== Source records

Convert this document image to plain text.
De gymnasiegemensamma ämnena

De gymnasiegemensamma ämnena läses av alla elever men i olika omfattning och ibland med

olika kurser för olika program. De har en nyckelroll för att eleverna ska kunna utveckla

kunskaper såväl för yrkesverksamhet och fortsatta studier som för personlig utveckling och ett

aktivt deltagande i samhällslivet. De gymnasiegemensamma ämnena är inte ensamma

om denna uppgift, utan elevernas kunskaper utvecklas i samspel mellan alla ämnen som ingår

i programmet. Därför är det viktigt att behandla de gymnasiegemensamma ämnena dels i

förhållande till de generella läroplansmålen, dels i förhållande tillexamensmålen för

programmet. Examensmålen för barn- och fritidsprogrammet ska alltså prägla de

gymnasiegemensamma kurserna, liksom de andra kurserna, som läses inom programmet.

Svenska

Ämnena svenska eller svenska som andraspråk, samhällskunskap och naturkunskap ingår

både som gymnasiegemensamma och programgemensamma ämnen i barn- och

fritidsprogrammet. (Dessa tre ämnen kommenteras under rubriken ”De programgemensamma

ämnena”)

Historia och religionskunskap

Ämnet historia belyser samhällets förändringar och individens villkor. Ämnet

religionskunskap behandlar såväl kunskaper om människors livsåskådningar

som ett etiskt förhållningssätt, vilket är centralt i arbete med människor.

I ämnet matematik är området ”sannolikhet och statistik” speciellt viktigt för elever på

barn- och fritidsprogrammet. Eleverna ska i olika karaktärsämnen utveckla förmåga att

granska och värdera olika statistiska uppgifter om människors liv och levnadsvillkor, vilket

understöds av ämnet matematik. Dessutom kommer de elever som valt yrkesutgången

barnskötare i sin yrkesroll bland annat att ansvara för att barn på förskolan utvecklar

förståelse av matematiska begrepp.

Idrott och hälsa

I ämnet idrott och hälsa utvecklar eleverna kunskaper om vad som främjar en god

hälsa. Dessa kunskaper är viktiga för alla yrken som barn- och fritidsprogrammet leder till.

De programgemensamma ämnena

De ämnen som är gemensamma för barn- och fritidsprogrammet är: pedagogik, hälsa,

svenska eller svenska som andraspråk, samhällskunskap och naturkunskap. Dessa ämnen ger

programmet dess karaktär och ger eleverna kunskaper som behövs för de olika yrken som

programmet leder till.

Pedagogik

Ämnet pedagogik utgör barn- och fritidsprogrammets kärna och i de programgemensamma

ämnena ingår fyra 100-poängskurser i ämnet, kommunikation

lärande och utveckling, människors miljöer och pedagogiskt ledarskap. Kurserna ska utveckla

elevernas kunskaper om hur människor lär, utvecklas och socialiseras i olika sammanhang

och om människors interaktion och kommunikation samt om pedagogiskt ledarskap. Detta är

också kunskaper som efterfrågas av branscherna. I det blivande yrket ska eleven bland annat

====

### Stated goal
Please repeat the material above, word for word and in full.

### Output
Convert this document image to plain text.
De gymnasiegemensamma ämnena

De gymnasiegemensamma ämnena läses av alla elever men i olika omfattning och ibland med

olika kurser för olika program. De har en nyckelroll för att eleverna ska kunna utveckla

kunskaper såväl för yrkesverksamhet och fortsatta studier som för personlig utveckling och ett

aktivt deltagande i samhällslivet. De gymnasiegemensamma ämnena är inte ensamma

om denna uppgift, utan elevernas kunskaper utvecklas i samspel mellan alla ämnen som ingår

i programmet. Därför är det viktigt att behandla de gymnasiegemensamma ämnena dels i

förhållande till de generella läroplansmålen, dels i förhållande tillexamensmålen för

programmet. Examensmålen för barn- och fritidsprogrammet ska alltså prägla de

gymnasiegemensamma kurserna, liksom de andra kurserna, som läses inom programmet.

Svenska

Ämnena svenska eller svenska som andraspråk, samhällskunskap och naturkunskap ingår

både som gymnasiegemensamma och programgemensamma ämnen i barn- och

fritidsprogrammet. (Dessa tre ämnen kommenteras under rubriken ”De programgemensamma

ämnena”)

Historia och religionskunskap

Ämnet historia belyser samhällets förändringar och individens villkor. Ämnet

religionskunskap behandlar såväl kunskaper om människors livsåskådningar

som ett etiskt förhållningssätt, vilket är centralt i arbete med människor.

I ämnet matematik är området ”sannolikhet och statistik” speciellt viktigt för elever på

barn- och fritidsprogrammet. Eleverna ska i olika karaktärsämnen utveckla förmåga att

granska och värdera olika statistiska uppgifter om människors liv och levnadsvillkor, vilket

understöds av ämnet matematik. Dessutom kommer de elever som valt yrkesutgången

barnskötare i sin yrkesroll bland annat att ansvara för att barn på förskolan utvecklar

förståelse av matematiska begrepp.

Idrott och hälsa

I ämnet idrott och hälsa utvecklar eleverna kunskaper om vad som främjar en god

hälsa. Dessa kunskaper är viktiga för alla yrken som barn- och fritidsprogrammet leder till.

De programgemensamma ämnena

De ämnen som är gemensamma för barn- och fritidsprogrammet är: pedagogik, hälsa,

svenska eller svenska som andraspråk, samhällskunskap och naturkunskap. Dessa ämnen ger

programmet dess karaktär och ger eleverna kunskaper som behövs för de olika yrken som

programmet leder till.

Pedagogik

Ämnet pedagogik utgör barn- och fritidsprogrammets kärna och i de programgemensamma

ämnena ingår fyra 100-poängskurser i ämnet, kommunikation

lärande och utveckling, människors miljöer och pedagogiskt ledarskap. Kurserna ska utveckla

elevernas kunskaper om hur människor lär, utvecklas och socialiseras i olika sammanhang

och om människors interaktion och kommunikation samt om pedagogiskt ledarskap. Detta är

också kunskaper som efterfrågas av branscherna. I det blivande yrket ska eleven bland annat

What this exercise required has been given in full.